SHORT EXERCISE: Find all lines in the listing that include the word "tangente", then copy them.

━━ DATA SUPPLIED

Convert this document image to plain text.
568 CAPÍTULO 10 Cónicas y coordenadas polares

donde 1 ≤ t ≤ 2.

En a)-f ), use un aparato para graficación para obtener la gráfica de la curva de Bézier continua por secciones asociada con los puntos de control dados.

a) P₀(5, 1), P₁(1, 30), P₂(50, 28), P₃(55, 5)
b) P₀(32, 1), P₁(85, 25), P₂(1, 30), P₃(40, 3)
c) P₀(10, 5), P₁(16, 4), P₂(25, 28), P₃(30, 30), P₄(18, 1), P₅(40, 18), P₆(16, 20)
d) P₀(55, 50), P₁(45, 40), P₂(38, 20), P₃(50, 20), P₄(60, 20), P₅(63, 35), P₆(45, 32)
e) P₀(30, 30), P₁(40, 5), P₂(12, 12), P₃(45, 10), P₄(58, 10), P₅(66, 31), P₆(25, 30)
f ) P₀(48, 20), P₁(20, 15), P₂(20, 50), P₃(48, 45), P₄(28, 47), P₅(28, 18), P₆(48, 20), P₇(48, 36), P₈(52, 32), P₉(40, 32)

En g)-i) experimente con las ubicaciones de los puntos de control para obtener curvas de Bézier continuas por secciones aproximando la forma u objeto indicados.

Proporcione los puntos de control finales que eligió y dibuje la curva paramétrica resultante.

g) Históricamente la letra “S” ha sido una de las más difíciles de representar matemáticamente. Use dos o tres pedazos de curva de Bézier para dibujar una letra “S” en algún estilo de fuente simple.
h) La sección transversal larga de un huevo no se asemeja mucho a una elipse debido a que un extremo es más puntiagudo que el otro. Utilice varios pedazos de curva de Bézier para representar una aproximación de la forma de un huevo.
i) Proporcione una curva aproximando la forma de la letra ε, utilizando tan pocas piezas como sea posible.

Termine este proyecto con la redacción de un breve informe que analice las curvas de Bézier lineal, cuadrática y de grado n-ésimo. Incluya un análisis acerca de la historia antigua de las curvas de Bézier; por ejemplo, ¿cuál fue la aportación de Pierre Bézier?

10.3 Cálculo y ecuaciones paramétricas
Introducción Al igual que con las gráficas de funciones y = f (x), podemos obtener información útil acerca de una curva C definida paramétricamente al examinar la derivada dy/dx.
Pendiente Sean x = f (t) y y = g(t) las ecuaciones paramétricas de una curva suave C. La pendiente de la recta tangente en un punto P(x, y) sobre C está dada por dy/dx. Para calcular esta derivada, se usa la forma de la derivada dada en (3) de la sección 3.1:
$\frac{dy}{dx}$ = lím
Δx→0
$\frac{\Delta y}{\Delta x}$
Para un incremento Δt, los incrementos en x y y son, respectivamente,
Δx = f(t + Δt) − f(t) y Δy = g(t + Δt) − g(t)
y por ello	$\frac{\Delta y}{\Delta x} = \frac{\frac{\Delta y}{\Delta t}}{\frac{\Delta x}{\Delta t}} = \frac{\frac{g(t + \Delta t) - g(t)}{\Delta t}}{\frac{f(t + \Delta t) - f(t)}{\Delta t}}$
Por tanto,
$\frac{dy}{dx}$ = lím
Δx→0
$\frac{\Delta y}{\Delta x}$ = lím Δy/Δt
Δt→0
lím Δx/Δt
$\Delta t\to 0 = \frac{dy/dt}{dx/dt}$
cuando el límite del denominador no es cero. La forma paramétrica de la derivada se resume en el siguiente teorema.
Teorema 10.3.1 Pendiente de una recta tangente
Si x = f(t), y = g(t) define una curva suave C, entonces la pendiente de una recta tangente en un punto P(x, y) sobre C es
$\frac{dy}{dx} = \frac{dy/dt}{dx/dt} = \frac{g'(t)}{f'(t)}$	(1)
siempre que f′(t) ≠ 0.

━━━━

SOLUTION TO THIS EXERCISE:
Pendiente Sean x = f (t) y y = g(t) las ecuaciones paramétricas de una curva suave C. La pendiente de la recta tangente en un punto P(x, y) sobre C está dada por dy/dx. Para calcular esta derivada, se usa la forma de la derivada dada en (3) de la sección 3.1:
Teorema 10.3.1 Pendiente de una recta tangente
Si x = f(t), y = g(t) define una curva suave C, entonces la pendiente de una recta tangente en un punto P(x, y) sobre C es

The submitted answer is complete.